** START MATERIAL PROVIDED **
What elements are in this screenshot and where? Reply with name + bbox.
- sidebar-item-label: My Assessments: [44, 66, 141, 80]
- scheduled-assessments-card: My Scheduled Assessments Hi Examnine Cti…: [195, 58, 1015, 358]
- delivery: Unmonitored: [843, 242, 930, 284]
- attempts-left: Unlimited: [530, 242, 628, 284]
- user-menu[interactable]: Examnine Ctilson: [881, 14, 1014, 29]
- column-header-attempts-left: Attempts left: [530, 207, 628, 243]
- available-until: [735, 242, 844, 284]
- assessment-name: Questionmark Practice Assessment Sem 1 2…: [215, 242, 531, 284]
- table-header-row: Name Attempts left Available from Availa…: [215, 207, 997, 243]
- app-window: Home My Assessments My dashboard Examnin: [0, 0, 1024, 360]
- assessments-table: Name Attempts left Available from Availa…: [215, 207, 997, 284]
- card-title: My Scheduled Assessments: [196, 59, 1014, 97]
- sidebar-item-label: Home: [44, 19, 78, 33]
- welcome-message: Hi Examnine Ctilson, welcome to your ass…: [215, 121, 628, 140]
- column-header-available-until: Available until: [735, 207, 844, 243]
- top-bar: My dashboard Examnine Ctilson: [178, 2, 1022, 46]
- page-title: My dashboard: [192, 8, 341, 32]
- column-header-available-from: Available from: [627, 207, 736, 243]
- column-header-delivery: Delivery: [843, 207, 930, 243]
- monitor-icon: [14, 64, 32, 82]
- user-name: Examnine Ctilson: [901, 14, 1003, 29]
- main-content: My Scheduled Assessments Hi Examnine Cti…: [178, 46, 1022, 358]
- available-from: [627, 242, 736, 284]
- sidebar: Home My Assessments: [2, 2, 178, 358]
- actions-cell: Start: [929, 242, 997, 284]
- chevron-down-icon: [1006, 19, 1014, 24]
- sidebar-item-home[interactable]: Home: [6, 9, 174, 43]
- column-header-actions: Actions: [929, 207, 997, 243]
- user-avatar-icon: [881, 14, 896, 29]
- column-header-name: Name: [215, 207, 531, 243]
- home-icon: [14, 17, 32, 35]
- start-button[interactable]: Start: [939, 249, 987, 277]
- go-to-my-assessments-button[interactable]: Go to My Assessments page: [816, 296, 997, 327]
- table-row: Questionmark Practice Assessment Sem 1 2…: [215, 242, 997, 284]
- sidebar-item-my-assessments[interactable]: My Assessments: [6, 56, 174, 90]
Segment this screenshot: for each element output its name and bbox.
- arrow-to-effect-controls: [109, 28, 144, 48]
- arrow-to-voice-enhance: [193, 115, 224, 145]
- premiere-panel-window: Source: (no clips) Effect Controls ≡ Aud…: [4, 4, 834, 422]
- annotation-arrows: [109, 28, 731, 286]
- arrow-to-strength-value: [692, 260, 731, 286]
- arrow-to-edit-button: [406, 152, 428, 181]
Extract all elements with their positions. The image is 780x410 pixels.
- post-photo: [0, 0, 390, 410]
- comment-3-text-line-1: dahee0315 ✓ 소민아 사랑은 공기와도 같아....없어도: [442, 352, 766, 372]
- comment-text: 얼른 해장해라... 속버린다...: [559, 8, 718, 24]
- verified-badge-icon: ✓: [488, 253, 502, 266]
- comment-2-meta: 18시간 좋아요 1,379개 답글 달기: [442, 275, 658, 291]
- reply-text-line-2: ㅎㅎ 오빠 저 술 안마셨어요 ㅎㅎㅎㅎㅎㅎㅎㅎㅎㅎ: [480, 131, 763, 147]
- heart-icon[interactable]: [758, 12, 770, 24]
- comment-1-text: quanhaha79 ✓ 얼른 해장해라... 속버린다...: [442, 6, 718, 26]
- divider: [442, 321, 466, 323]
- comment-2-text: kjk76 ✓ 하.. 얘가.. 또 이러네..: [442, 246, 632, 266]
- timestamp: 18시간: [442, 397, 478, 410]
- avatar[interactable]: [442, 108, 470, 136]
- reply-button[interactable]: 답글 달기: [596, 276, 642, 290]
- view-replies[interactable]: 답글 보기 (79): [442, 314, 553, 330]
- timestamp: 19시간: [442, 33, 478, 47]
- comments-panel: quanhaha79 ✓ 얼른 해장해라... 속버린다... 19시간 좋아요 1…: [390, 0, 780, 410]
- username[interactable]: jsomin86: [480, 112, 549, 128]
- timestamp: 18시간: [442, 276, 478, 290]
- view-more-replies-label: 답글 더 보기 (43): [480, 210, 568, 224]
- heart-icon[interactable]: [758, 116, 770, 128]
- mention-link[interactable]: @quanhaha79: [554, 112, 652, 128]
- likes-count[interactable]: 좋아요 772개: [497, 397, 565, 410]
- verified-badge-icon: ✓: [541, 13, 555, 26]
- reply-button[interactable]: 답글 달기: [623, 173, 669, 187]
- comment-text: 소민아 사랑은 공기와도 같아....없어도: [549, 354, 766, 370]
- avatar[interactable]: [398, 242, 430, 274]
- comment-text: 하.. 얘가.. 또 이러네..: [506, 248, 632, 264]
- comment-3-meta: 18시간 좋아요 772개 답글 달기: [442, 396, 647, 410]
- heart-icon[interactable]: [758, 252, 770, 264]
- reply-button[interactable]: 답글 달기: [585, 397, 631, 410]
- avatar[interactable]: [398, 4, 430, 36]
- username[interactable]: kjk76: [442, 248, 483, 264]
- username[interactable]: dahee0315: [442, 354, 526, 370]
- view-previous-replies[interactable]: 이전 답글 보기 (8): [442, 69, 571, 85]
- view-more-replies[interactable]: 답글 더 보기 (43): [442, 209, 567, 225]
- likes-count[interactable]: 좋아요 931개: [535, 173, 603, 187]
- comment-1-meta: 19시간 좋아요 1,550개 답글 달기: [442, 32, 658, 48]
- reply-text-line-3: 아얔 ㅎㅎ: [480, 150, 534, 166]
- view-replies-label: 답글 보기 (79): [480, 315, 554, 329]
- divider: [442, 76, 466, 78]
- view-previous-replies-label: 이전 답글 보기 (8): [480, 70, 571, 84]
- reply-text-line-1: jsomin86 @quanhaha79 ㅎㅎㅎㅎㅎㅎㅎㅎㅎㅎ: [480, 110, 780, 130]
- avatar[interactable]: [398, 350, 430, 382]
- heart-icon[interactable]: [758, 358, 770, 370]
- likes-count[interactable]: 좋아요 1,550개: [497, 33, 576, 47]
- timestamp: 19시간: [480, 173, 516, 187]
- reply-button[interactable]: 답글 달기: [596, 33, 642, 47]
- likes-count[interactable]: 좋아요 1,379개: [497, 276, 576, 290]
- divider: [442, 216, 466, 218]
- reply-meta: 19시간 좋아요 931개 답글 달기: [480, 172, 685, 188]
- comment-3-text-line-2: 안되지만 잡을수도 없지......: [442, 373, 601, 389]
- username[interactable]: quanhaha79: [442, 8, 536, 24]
** END MATERIAL PROVIDED **
— GOAL OF THE EXERCISE —
Reproduce every one of the rows above word for word, from the first to the last.

— TASK SOLUTION —
What elements are in this screenshot and where? Reply with name + bbox.
- sidebar-item-label: My Assessments: [44, 66, 141, 80]
- scheduled-assessments-card: My Scheduled Assessments Hi Examnine Cti…: [195, 58, 1015, 358]
- delivery: Unmonitored: [843, 242, 930, 284]
- attempts-left: Unlimited: [530, 242, 628, 284]
- user-menu[interactable]: Examnine Ctilson: [881, 14, 1014, 29]
- column-header-attempts-left: Attempts left: [530, 207, 628, 243]
- available-until: [735, 242, 844, 284]
- assessment-name: Questionmark Practice Assessment Sem 1 2…: [215, 242, 531, 284]
- table-header-row: Name Attempts left Available from Availa…: [215, 207, 997, 243]
- app-window: Home My Assessments My dashboard Examnin: [0, 0, 1024, 360]
- assessments-table: Name Attempts left Available from Availa…: [215, 207, 997, 284]
- card-title: My Scheduled Assessments: [196, 59, 1014, 97]
- sidebar-item-label: Home: [44, 19, 78, 33]
- welcome-message: Hi Examnine Ctilson, welcome to your ass…: [215, 121, 628, 140]
- column-header-available-until: Available until: [735, 207, 844, 243]
- top-bar: My dashboard Examnine Ctilson: [178, 2, 1022, 46]
- page-title: My dashboard: [192, 8, 341, 32]
- column-header-available-from: Available from: [627, 207, 736, 243]
- column-header-delivery: Delivery: [843, 207, 930, 243]
- monitor-icon: [14, 64, 32, 82]
- user-name: Examnine Ctilson: [901, 14, 1003, 29]
- main-content: My Scheduled Assessments Hi Examnine Cti…: [178, 46, 1022, 358]
- available-from: [627, 242, 736, 284]
- sidebar: Home My Assessments: [2, 2, 178, 358]
- actions-cell: Start: [929, 242, 997, 284]
- chevron-down-icon: [1006, 19, 1014, 24]
- sidebar-item-home[interactable]: Home: [6, 9, 174, 43]
- column-header-actions: Actions: [929, 207, 997, 243]
- user-avatar-icon: [881, 14, 896, 29]
- column-header-name: Name: [215, 207, 531, 243]
- home-icon: [14, 17, 32, 35]
- start-button[interactable]: Start: [939, 249, 987, 277]
- go-to-my-assessments-button[interactable]: Go to My Assessments page: [816, 296, 997, 327]
- table-row: Questionmark Practice Assessment Sem 1 2…: [215, 242, 997, 284]
- sidebar-item-my-assessments[interactable]: My Assessments: [6, 56, 174, 90]
Segment this screenshot: for each element output its name and bbox.
- arrow-to-effect-controls: [109, 28, 144, 48]
- arrow-to-voice-enhance: [193, 115, 224, 145]
- premiere-panel-window: Source: (no clips) Effect Controls ≡ Aud…: [4, 4, 834, 422]
- annotation-arrows: [109, 28, 731, 286]
- arrow-to-strength-value: [692, 260, 731, 286]
- arrow-to-edit-button: [406, 152, 428, 181]
Extract all elements with their positions. The image is 780x410 pixels.
- post-photo: [0, 0, 390, 410]
- comment-3-text-line-1: dahee0315 ✓ 소민아 사랑은 공기와도 같아....없어도: [442, 352, 766, 372]
- comment-text: 얼른 해장해라... 속버린다...: [559, 8, 718, 24]
- verified-badge-icon: ✓: [488, 253, 502, 266]
- comment-2-meta: 18시간 좋아요 1,379개 답글 달기: [442, 275, 658, 291]
- reply-text-line-2: ㅎㅎ 오빠 저 술 안마셨어요 ㅎㅎㅎㅎㅎㅎㅎㅎㅎㅎ: [480, 131, 763, 147]
- heart-icon[interactable]: [758, 12, 770, 24]
- comment-1-text: quanhaha79 ✓ 얼른 해장해라... 속버린다...: [442, 6, 718, 26]
- divider: [442, 321, 466, 323]
- comment-2-text: kjk76 ✓ 하.. 얘가.. 또 이러네..: [442, 246, 632, 266]
- timestamp: 18시간: [442, 397, 478, 410]
- avatar[interactable]: [442, 108, 470, 136]
- reply-button[interactable]: 답글 달기: [596, 276, 642, 290]
- view-replies[interactable]: 답글 보기 (79): [442, 314, 553, 330]
- timestamp: 19시간: [442, 33, 478, 47]
- comments-panel: quanhaha79 ✓ 얼른 해장해라... 속버린다... 19시간 좋아요 1…: [390, 0, 780, 410]
- username[interactable]: jsomin86: [480, 112, 549, 128]
- timestamp: 18시간: [442, 276, 478, 290]
- view-more-replies-label: 답글 더 보기 (43): [480, 210, 568, 224]
- heart-icon[interactable]: [758, 116, 770, 128]
- mention-link[interactable]: @quanhaha79: [554, 112, 652, 128]
- likes-count[interactable]: 좋아요 772개: [497, 397, 565, 410]
- verified-badge-icon: ✓: [541, 13, 555, 26]
- reply-button[interactable]: 답글 달기: [623, 173, 669, 187]
- comment-text: 소민아 사랑은 공기와도 같아....없어도: [549, 354, 766, 370]
- avatar[interactable]: [398, 242, 430, 274]
- comment-text: 하.. 얘가.. 또 이러네..: [506, 248, 632, 264]
- comment-3-meta: 18시간 좋아요 772개 답글 달기: [442, 396, 647, 410]
- heart-icon[interactable]: [758, 252, 770, 264]
- reply-button[interactable]: 답글 달기: [585, 397, 631, 410]
- avatar[interactable]: [398, 4, 430, 36]
- username[interactable]: kjk76: [442, 248, 483, 264]
- username[interactable]: dahee0315: [442, 354, 526, 370]
- view-previous-replies[interactable]: 이전 답글 보기 (8): [442, 69, 571, 85]
- view-more-replies[interactable]: 답글 더 보기 (43): [442, 209, 567, 225]
- likes-count[interactable]: 좋아요 931개: [535, 173, 603, 187]
- comment-1-meta: 19시간 좋아요 1,550개 답글 달기: [442, 32, 658, 48]
- reply-text-line-3: 아얔 ㅎㅎ: [480, 150, 534, 166]
- view-replies-label: 답글 보기 (79): [480, 315, 554, 329]
- divider: [442, 76, 466, 78]
- view-previous-replies-label: 이전 답글 보기 (8): [480, 70, 571, 84]
- reply-text-line-1: jsomin86 @quanhaha79 ㅎㅎㅎㅎㅎㅎㅎㅎㅎㅎ: [480, 110, 780, 130]
- avatar[interactable]: [398, 350, 430, 382]
- heart-icon[interactable]: [758, 358, 770, 370]
- likes-count[interactable]: 좋아요 1,550개: [497, 33, 576, 47]
- timestamp: 19시간: [480, 173, 516, 187]
- reply-button[interactable]: 답글 달기: [596, 33, 642, 47]
- likes-count[interactable]: 좋아요 1,379개: [497, 276, 576, 290]
- divider: [442, 216, 466, 218]
- reply-meta: 19시간 좋아요 931개 답글 달기: [480, 172, 685, 188]
- comment-3-text-line-2: 안되지만 잡을수도 없지......: [442, 373, 601, 389]
- username[interactable]: quanhaha79: [442, 8, 536, 24]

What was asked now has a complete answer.